Copy all lines below exactly as written. Leave pictures out.

---- DATASET RECORDS

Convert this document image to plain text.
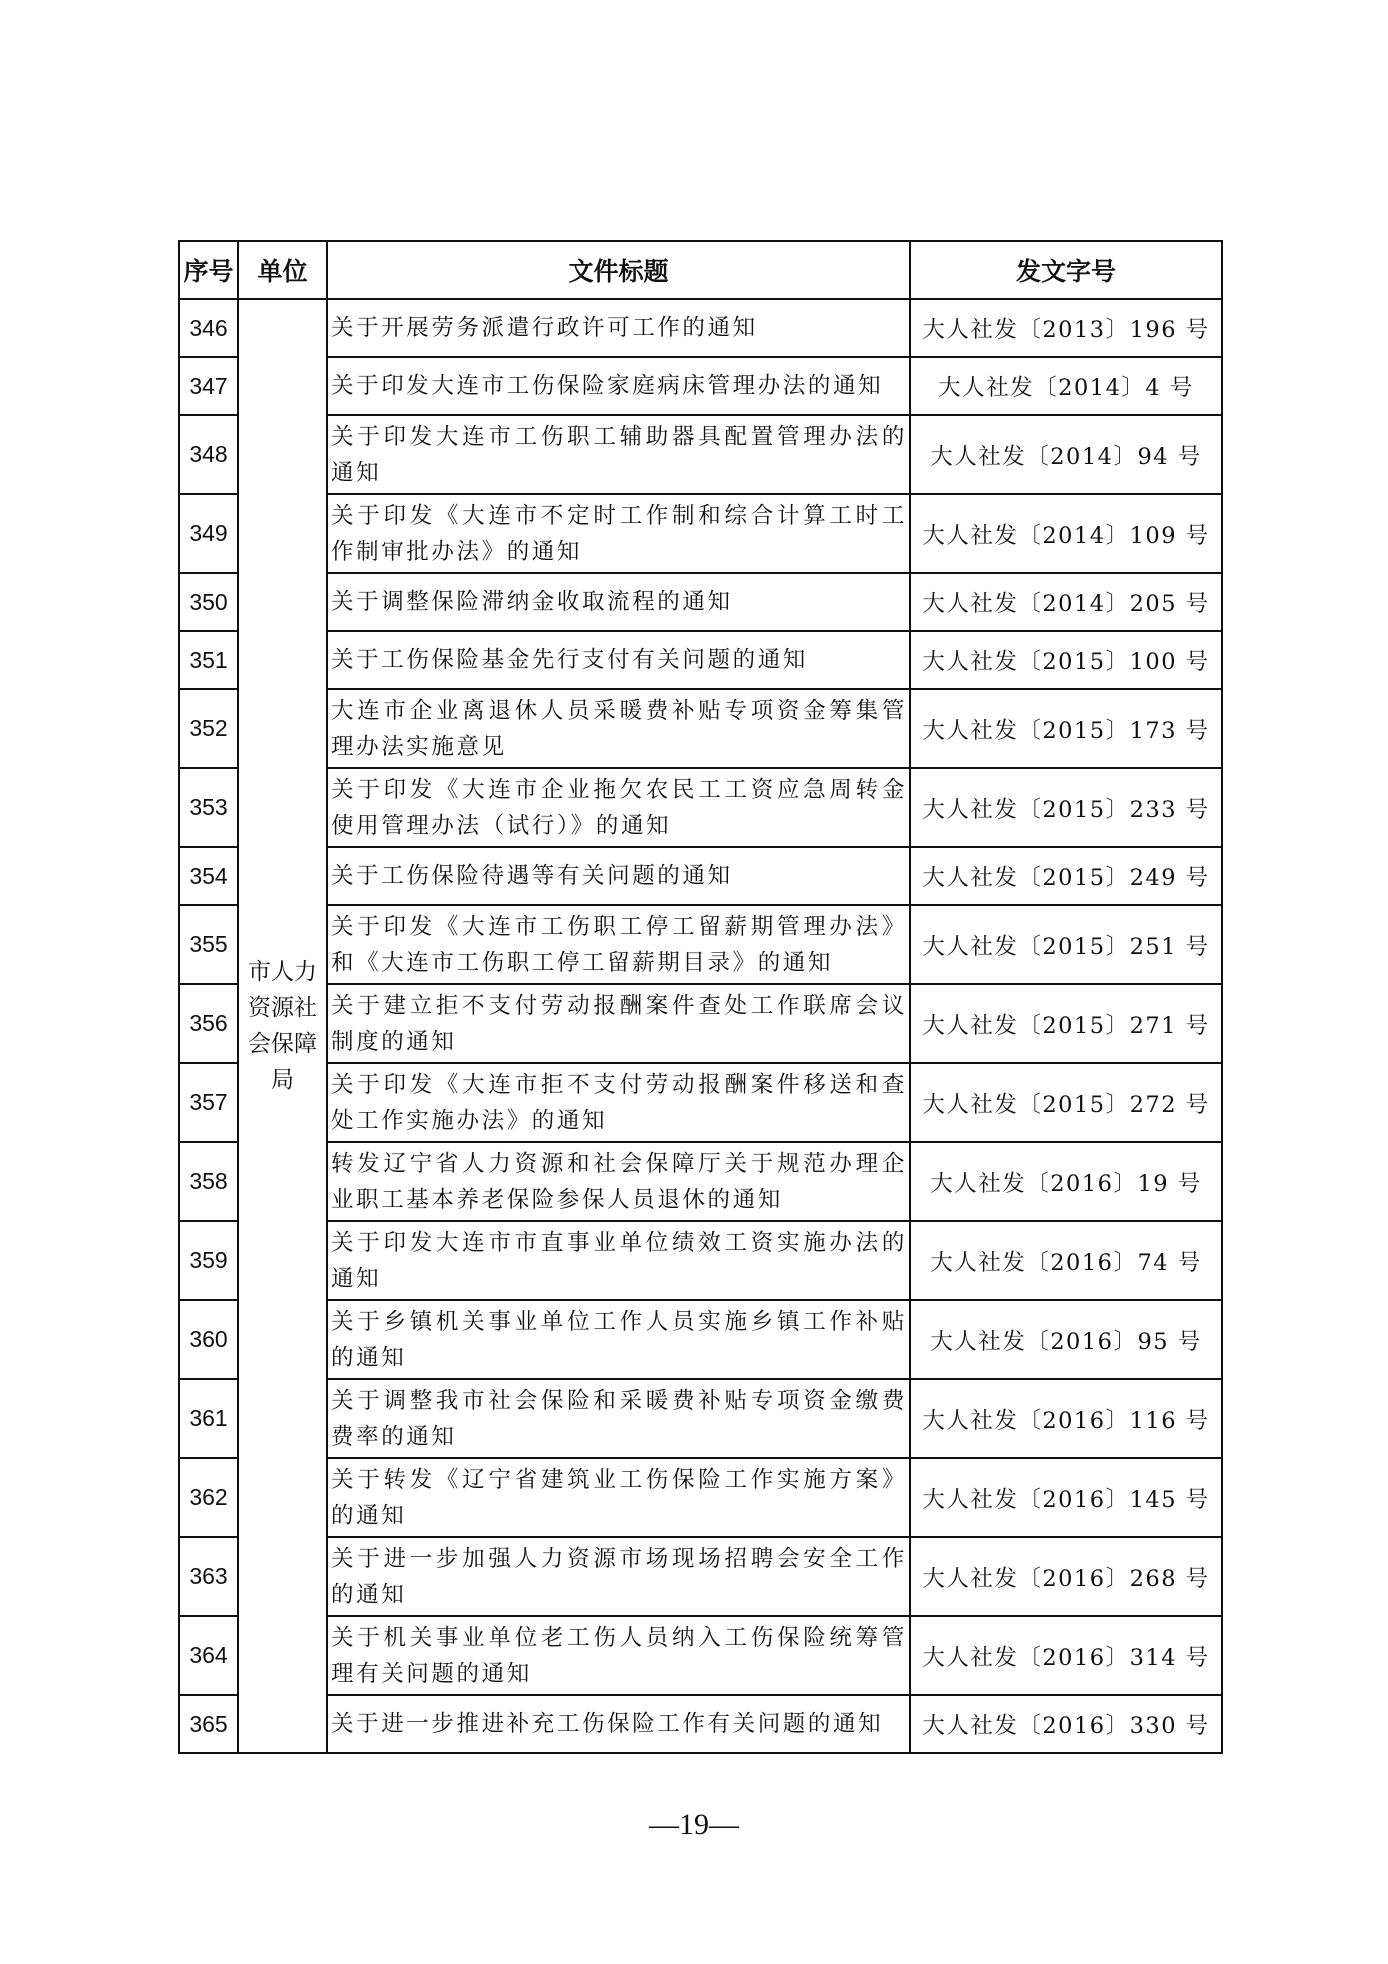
序号	单位	文件标题	发文字号
346	市人力资源社会保障局	关于开展劳务派遣行政许可工作的通知	大人社发〔2013〕196 号
347		关于印发大连市工伤保险家庭病床管理办法的通知	大人社发〔2014〕4 号
348		关于印发大连市工伤职工辅助器具配置管理办法的通知	大人社发〔2014〕94 号
349		关于印发《大连市不定时工作制和综合计算工时工作制审批办法》的通知	大人社发〔2014〕109 号
350		关于调整保险滞纳金收取流程的通知	大人社发〔2014〕205 号
351		关于工伤保险基金先行支付有关问题的通知	大人社发〔2015〕100 号
352		大连市企业离退休人员采暖费补贴专项资金筹集管理办法实施意见	大人社发〔2015〕173 号
353		关于印发《大连市企业拖欠农民工工资应急周转金使用管理办法（试行）》的通知	大人社发〔2015〕233 号
354		关于工伤保险待遇等有关问题的通知	大人社发〔2015〕249 号
355		关于印发《大连市工伤职工停工留薪期管理办法》和《大连市工伤职工停工留薪期目录》的通知	大人社发〔2015〕251 号
356		关于建立拒不支付劳动报酬案件查处工作联席会议制度的通知	大人社发〔2015〕271 号
357		关于印发《大连市拒不支付劳动报酬案件移送和查处工作实施办法》的通知	大人社发〔2015〕272 号
358		转发辽宁省人力资源和社会保障厅关于规范办理企业职工基本养老保险参保人员退休的通知	大人社发〔2016〕19 号
359		关于印发大连市市直事业单位绩效工资实施办法的通知	大人社发〔2016〕74 号
360		关于乡镇机关事业单位工作人员实施乡镇工作补贴的通知	大人社发〔2016〕95 号
361		关于调整我市社会保险和采暖费补贴专项资金缴费费率的通知	大人社发〔2016〕116 号
362		关于转发《辽宁省建筑业工伤保险工作实施方案》的通知	大人社发〔2016〕145 号
363		关于进一步加强人力资源市场现场招聘会安全工作的通知	大人社发〔2016〕268 号
364		关于机关事业单位老工伤人员纳入工伤保险统筹管理有关问题的通知	大人社发〔2016〕314 号
365		关于进一步推进补充工伤保险工作有关问题的通知	大人社发〔2016〕330 号
—19—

--------

EXERCISE OUTPUT »
Convert this document image to plain text.
序号	单位	文件标题	发文字号
346	市人力资源社会保障局	关于开展劳务派遣行政许可工作的通知	大人社发〔2013〕196 号
347		关于印发大连市工伤保险家庭病床管理办法的通知	大人社发〔2014〕4 号
348		关于印发大连市工伤职工辅助器具配置管理办法的通知	大人社发〔2014〕94 号
349		关于印发《大连市不定时工作制和综合计算工时工作制审批办法》的通知	大人社发〔2014〕109 号
350		关于调整保险滞纳金收取流程的通知	大人社发〔2014〕205 号
351		关于工伤保险基金先行支付有关问题的通知	大人社发〔2015〕100 号
352		大连市企业离退休人员采暖费补贴专项资金筹集管理办法实施意见	大人社发〔2015〕173 号
353		关于印发《大连市企业拖欠农民工工资应急周转金使用管理办法（试行）》的通知	大人社发〔2015〕233 号
354		关于工伤保险待遇等有关问题的通知	大人社发〔2015〕249 号
355		关于印发《大连市工伤职工停工留薪期管理办法》和《大连市工伤职工停工留薪期目录》的通知	大人社发〔2015〕251 号
356		关于建立拒不支付劳动报酬案件查处工作联席会议制度的通知	大人社发〔2015〕271 号
357		关于印发《大连市拒不支付劳动报酬案件移送和查处工作实施办法》的通知	大人社发〔2015〕272 号
358		转发辽宁省人力资源和社会保障厅关于规范办理企业职工基本养老保险参保人员退休的通知	大人社发〔2016〕19 号
359		关于印发大连市市直事业单位绩效工资实施办法的通知	大人社发〔2016〕74 号
360		关于乡镇机关事业单位工作人员实施乡镇工作补贴的通知	大人社发〔2016〕95 号
361		关于调整我市社会保险和采暖费补贴专项资金缴费费率的通知	大人社发〔2016〕116 号
362		关于转发《辽宁省建筑业工伤保险工作实施方案》的通知	大人社发〔2016〕145 号
363		关于进一步加强人力资源市场现场招聘会安全工作的通知	大人社发〔2016〕268 号
364		关于机关事业单位老工伤人员纳入工伤保险统筹管理有关问题的通知	大人社发〔2016〕314 号
365		关于进一步推进补充工伤保险工作有关问题的通知	大人社发〔2016〕330 号
—19—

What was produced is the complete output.